### [BRIEF]
Repeat each record exactly as written, and drop any images.
*** RECORDED DATA ***
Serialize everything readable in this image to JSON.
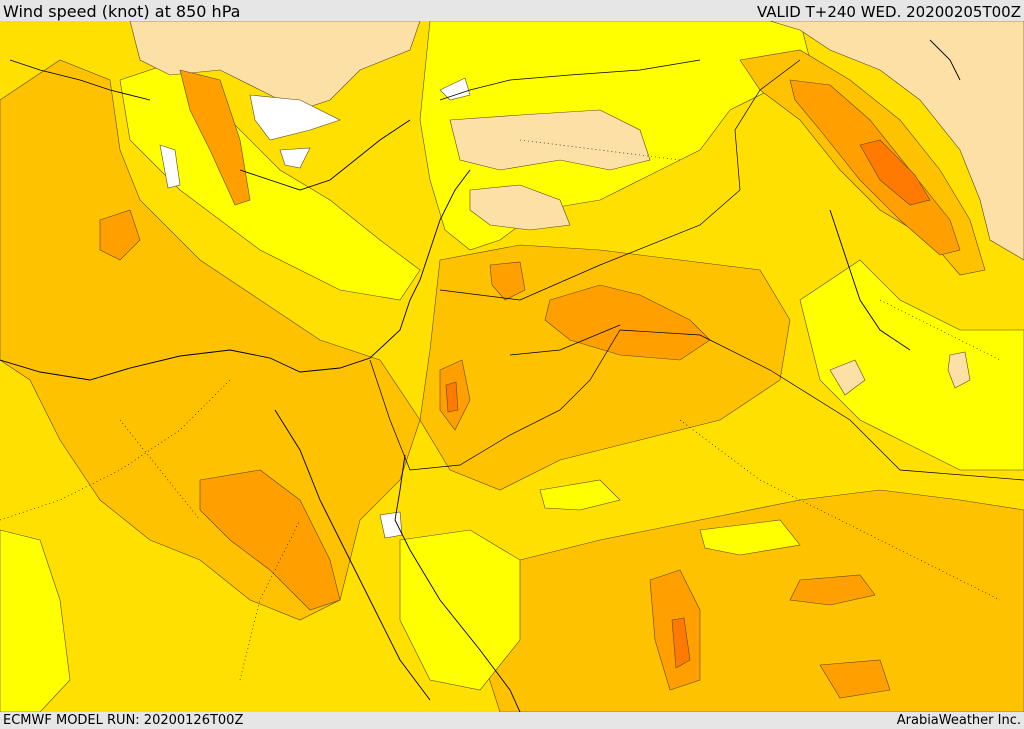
{
  "header": {
    "title": "Wind speed (knot) at 850 hPa",
    "valid": "VALID T+240 WED. 20200205T00Z"
  },
  "footer": {
    "model_run": "ECMWF MODEL RUN: 20200126T00Z",
    "credit": "ArabiaWeather Inc."
  },
  "map": {
    "colors": {
      "white_band": "#ffffff",
      "light_band": "#fde0a6",
      "yellow_band": "#ffff00",
      "gold_band": "#ffe000",
      "amber_band": "#ffc200",
      "orange_band": "#ffa000",
      "deep_orange_band": "#ff7a00",
      "red_orange_band": "#f55a00",
      "contour": "#5a4a20",
      "coast": "#000000"
    }
  }
}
***
### [SOLUTION TO THE EXERCISE]
Serialize everything readable in this image to JSON.
{
  "header": {
    "title": "Wind speed (knot) at 850 hPa",
    "valid": "VALID T+240 WED. 20200205T00Z"
  },
  "footer": {
    "model_run": "ECMWF MODEL RUN: 20200126T00Z",
    "credit": "ArabiaWeather Inc."
  },
  "map": {
    "colors": {
      "white_band": "#ffffff",
      "light_band": "#fde0a6",
      "yellow_band": "#ffff00",
      "gold_band": "#ffe000",
      "amber_band": "#ffc200",
      "orange_band": "#ffa000",
      "deep_orange_band": "#ff7a00",
      "red_orange_band": "#f55a00",
      "contour": "#5a4a20",
      "coast": "#000000"
    }
  }
}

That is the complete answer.